Directive: Pull every line with the word "possible" out of the entries below.

Information shown:
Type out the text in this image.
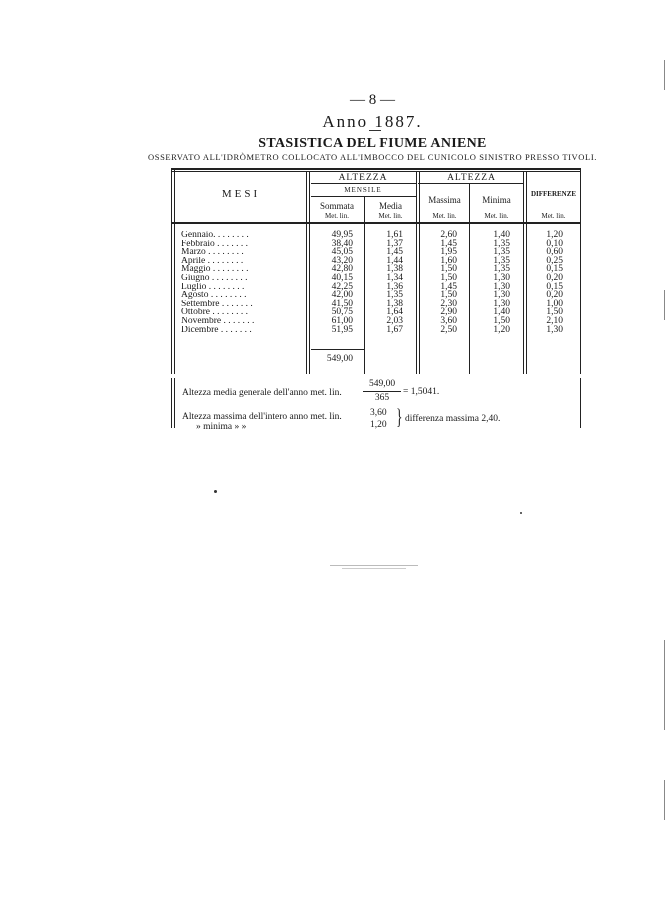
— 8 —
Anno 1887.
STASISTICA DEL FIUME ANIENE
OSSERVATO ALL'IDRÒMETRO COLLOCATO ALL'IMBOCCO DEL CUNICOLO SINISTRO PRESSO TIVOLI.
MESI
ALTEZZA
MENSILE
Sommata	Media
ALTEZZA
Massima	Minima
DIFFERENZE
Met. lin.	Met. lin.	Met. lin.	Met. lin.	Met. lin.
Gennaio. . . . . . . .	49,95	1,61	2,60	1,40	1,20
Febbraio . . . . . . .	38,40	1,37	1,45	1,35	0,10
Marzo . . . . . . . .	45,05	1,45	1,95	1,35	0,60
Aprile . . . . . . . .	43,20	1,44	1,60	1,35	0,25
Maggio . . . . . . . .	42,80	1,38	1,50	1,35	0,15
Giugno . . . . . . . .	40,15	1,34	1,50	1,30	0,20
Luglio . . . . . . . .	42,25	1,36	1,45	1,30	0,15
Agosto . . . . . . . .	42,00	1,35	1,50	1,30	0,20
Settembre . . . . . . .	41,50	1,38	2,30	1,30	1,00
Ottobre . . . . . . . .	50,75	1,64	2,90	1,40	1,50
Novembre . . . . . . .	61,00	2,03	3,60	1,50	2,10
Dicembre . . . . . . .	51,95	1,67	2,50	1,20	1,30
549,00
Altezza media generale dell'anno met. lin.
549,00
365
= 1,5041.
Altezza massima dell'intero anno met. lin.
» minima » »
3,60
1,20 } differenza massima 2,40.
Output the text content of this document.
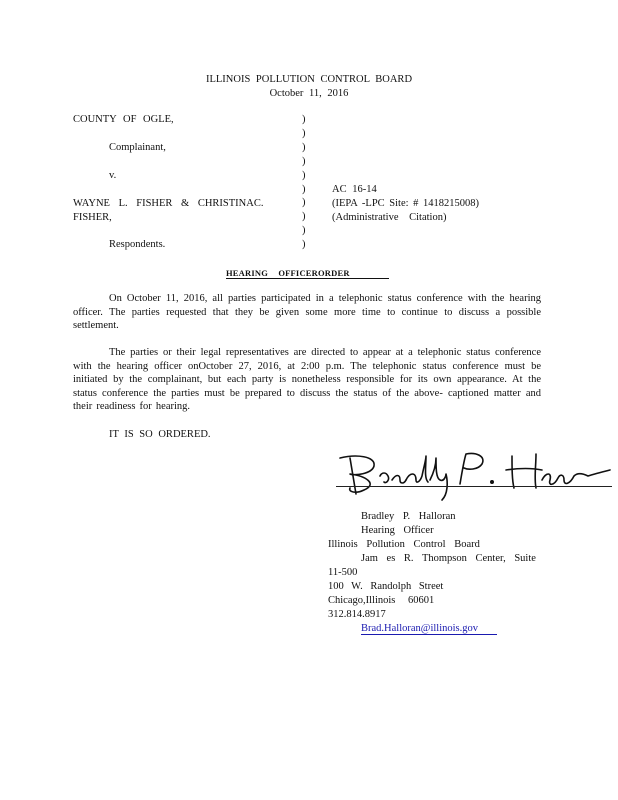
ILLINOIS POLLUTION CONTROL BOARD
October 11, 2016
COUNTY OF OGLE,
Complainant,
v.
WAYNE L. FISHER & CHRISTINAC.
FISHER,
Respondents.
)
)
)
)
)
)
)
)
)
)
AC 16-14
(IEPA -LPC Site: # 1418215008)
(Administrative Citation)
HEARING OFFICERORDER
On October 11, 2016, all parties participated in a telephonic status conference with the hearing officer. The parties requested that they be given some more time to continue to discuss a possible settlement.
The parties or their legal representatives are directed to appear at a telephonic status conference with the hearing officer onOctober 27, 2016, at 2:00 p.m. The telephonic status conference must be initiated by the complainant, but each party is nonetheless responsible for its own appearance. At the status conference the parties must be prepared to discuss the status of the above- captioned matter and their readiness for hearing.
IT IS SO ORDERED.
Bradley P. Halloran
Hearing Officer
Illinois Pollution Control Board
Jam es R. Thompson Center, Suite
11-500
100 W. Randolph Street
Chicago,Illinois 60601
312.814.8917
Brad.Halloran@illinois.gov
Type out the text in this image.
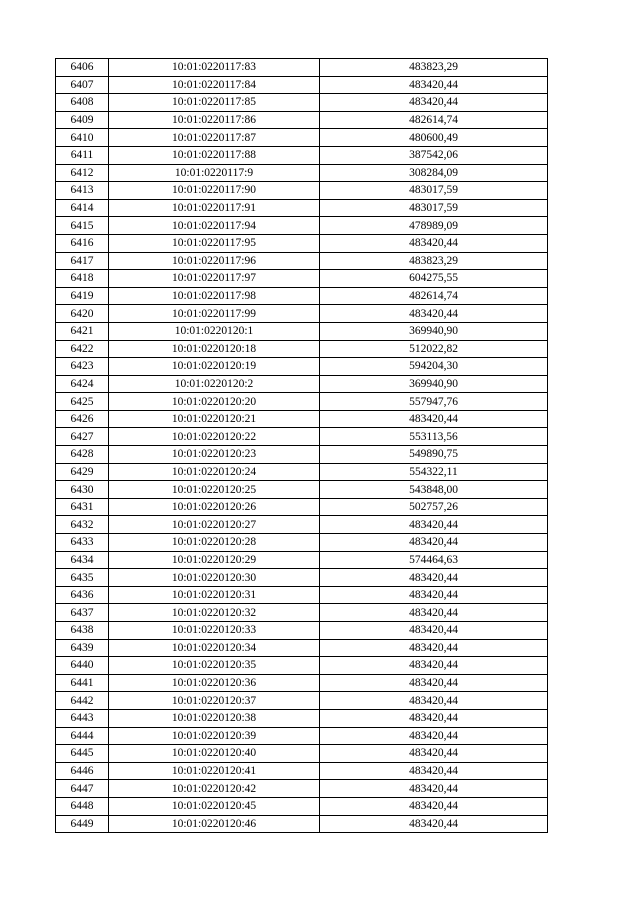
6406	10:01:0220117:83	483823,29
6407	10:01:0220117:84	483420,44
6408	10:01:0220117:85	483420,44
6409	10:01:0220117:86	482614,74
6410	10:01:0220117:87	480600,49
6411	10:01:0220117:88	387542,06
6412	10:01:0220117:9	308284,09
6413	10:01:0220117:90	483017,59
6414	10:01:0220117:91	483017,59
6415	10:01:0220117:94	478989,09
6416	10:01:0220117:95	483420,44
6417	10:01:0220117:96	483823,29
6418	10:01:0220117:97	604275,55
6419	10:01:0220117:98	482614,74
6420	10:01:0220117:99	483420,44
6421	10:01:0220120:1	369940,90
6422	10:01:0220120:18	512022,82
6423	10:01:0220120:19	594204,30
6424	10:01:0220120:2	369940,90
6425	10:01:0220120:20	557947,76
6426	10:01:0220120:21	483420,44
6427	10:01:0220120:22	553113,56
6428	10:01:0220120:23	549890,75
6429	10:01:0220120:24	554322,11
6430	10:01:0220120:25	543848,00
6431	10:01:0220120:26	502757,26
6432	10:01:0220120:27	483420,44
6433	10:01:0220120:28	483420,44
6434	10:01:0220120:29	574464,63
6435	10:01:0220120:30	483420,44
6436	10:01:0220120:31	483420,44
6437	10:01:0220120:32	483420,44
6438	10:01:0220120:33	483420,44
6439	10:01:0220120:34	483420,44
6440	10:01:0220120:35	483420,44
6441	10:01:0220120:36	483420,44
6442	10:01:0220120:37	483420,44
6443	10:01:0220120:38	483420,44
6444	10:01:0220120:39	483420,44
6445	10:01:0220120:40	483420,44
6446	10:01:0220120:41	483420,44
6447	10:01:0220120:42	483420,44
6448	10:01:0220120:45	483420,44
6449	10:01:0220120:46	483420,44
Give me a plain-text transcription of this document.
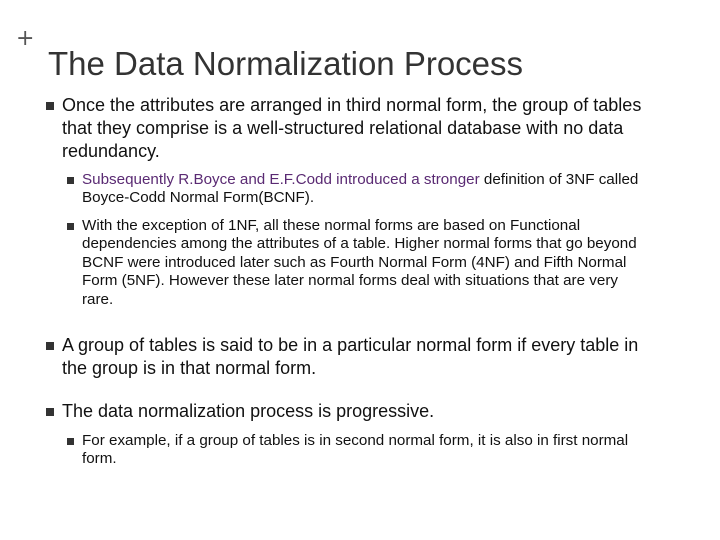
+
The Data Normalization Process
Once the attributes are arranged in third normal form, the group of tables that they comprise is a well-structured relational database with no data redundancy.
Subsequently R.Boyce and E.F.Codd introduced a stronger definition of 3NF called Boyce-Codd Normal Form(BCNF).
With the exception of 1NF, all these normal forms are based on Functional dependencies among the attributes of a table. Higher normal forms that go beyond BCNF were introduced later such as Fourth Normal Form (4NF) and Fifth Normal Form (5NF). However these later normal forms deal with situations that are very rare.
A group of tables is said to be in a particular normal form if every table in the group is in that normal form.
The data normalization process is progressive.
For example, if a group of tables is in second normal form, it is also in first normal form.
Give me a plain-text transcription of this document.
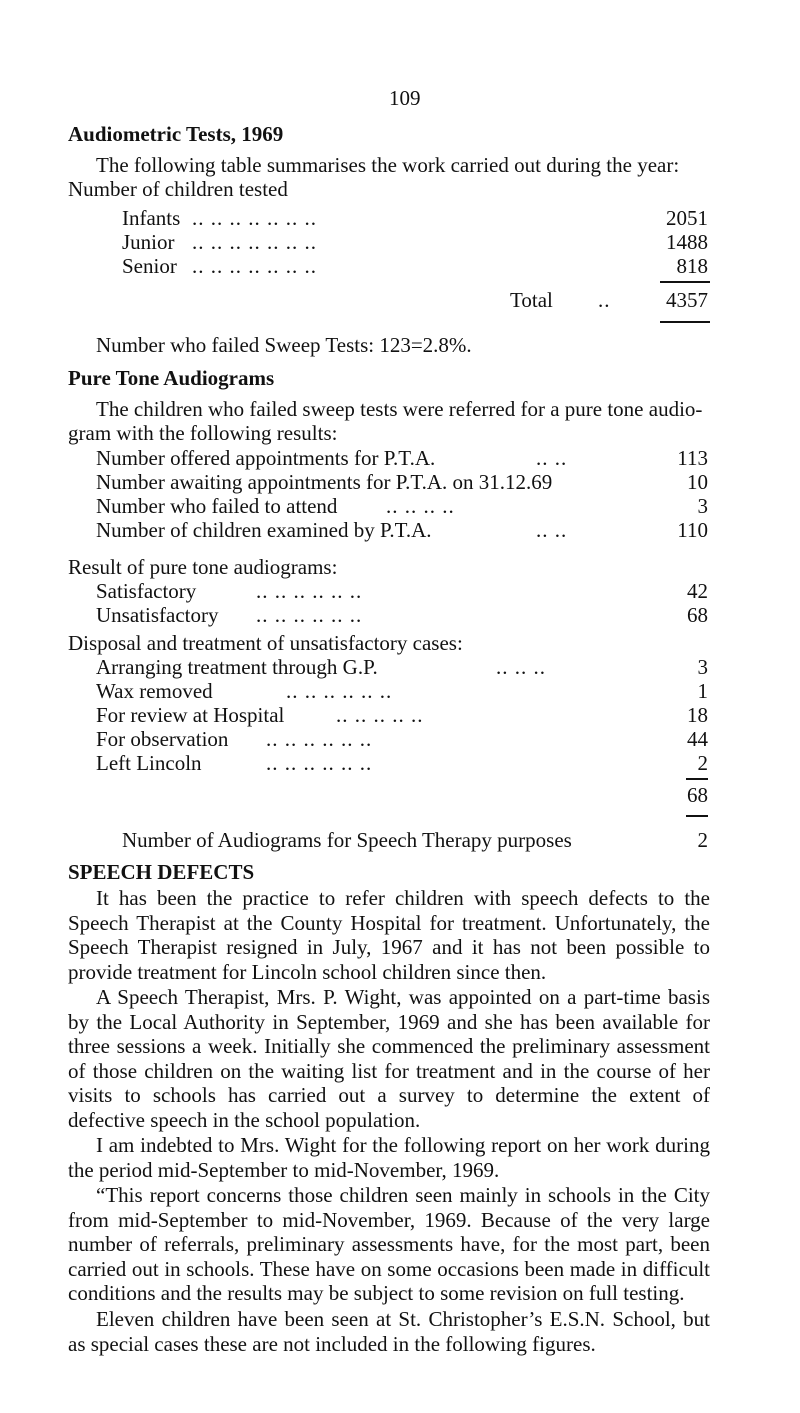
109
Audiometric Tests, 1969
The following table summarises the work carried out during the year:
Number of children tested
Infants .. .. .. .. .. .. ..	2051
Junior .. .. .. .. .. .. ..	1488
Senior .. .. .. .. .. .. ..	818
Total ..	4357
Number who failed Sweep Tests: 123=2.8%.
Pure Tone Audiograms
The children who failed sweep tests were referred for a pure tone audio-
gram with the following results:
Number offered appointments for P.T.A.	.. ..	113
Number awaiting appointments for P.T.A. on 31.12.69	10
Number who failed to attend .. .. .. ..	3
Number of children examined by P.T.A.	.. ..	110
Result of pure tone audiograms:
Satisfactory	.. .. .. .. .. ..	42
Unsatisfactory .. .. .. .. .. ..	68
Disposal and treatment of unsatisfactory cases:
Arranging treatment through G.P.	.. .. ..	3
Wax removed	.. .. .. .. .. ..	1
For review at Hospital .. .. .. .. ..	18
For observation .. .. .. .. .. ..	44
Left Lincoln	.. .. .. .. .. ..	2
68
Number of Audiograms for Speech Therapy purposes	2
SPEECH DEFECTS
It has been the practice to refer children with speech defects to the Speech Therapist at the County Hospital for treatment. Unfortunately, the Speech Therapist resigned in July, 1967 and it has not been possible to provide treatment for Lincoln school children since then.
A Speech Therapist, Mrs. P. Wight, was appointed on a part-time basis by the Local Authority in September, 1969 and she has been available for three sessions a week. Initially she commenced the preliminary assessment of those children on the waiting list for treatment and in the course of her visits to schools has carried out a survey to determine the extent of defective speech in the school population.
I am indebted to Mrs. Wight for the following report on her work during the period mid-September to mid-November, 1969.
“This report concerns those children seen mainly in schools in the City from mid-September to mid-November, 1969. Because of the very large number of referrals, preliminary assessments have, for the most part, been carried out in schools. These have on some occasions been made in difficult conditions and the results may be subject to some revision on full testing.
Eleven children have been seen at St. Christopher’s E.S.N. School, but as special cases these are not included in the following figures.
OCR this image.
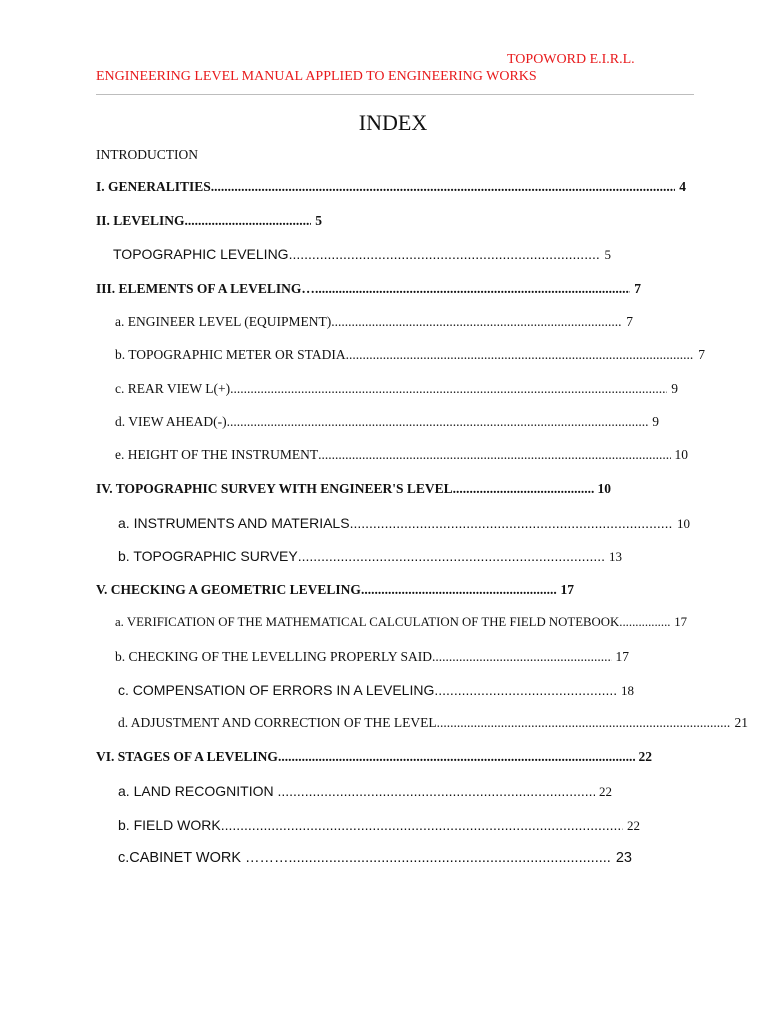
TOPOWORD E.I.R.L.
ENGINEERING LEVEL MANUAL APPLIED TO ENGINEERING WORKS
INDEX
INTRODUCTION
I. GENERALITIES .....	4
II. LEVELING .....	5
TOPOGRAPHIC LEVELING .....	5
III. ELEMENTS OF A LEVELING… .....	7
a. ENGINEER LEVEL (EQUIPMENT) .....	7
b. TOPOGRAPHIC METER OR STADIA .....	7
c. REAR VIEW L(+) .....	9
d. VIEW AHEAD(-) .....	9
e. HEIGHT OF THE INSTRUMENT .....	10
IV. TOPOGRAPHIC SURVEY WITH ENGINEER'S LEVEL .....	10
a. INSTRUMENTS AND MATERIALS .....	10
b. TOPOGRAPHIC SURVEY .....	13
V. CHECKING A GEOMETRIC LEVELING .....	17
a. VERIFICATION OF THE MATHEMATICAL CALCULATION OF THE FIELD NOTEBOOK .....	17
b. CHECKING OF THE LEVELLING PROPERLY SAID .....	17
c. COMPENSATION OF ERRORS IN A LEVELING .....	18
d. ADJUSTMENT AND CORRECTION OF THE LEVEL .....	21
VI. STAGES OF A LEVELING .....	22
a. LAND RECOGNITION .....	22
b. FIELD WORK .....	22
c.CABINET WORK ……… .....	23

Reply to the task:
On October 11, 2016, all parties participated in a telephonic status conference with the hearing officer. The parties requested that they be given some more time to continue to discuss a possible settlement.
It has been the practice to refer children with speech defects to the Speech Therapist at the County Hospital for treatment. Unfortunately, the Speech Therapist resigned in July, 1967 and it has not been possible to provide treatment for Lincoln school children since then.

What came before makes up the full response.